Exercise prompt
Output the data that follows exactly, line for line.

Material for this task
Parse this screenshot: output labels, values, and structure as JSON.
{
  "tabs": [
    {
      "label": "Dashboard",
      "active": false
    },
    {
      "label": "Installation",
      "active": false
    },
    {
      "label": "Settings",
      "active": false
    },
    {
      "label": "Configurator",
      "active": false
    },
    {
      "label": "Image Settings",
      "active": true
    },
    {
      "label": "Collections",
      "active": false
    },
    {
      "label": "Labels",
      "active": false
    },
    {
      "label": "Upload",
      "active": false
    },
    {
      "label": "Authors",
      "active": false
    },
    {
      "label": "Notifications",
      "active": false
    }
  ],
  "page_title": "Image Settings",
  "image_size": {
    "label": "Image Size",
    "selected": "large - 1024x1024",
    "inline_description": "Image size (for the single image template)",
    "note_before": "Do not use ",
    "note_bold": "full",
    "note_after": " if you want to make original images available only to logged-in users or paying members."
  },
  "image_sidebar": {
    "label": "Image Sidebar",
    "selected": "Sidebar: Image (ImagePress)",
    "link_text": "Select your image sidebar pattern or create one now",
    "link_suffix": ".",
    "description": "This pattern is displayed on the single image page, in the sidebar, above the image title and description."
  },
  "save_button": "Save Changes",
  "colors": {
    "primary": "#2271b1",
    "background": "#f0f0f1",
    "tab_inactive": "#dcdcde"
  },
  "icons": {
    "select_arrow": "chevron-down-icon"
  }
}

Solution to this problem
Parse this screenshot: output labels, values, and structure as JSON.
{
  "tabs": [
    {
      "label": "Dashboard",
      "active": false
    },
    {
      "label": "Installation",
      "active": false
    },
    {
      "label": "Settings",
      "active": false
    },
    {
      "label": "Configurator",
      "active": false
    },
    {
      "label": "Image Settings",
      "active": true
    },
    {
      "label": "Collections",
      "active": false
    },
    {
      "label": "Labels",
      "active": false
    },
    {
      "label": "Upload",
      "active": false
    },
    {
      "label": "Authors",
      "active": false
    },
    {
      "label": "Notifications",
      "active": false
    }
  ],
  "page_title": "Image Settings",
  "image_size": {
    "label": "Image Size",
    "selected": "large - 1024x1024",
    "inline_description": "Image size (for the single image template)",
    "note_before": "Do not use ",
    "note_bold": "full",
    "note_after": " if you want to make original images available only to logged-in users or paying members."
  },
  "image_sidebar": {
    "label": "Image Sidebar",
    "selected": "Sidebar: Image (ImagePress)",
    "link_text": "Select your image sidebar pattern or create one now",
    "link_suffix": ".",
    "description": "This pattern is displayed on the single image page, in the sidebar, above the image title and description."
  },
  "save_button": "Save Changes",
  "colors": {
    "primary": "#2271b1",
    "background": "#f0f0f1",
    "tab_inactive": "#dcdcde"
  },
  "icons": {
    "select_arrow": "chevron-down-icon"
  }
}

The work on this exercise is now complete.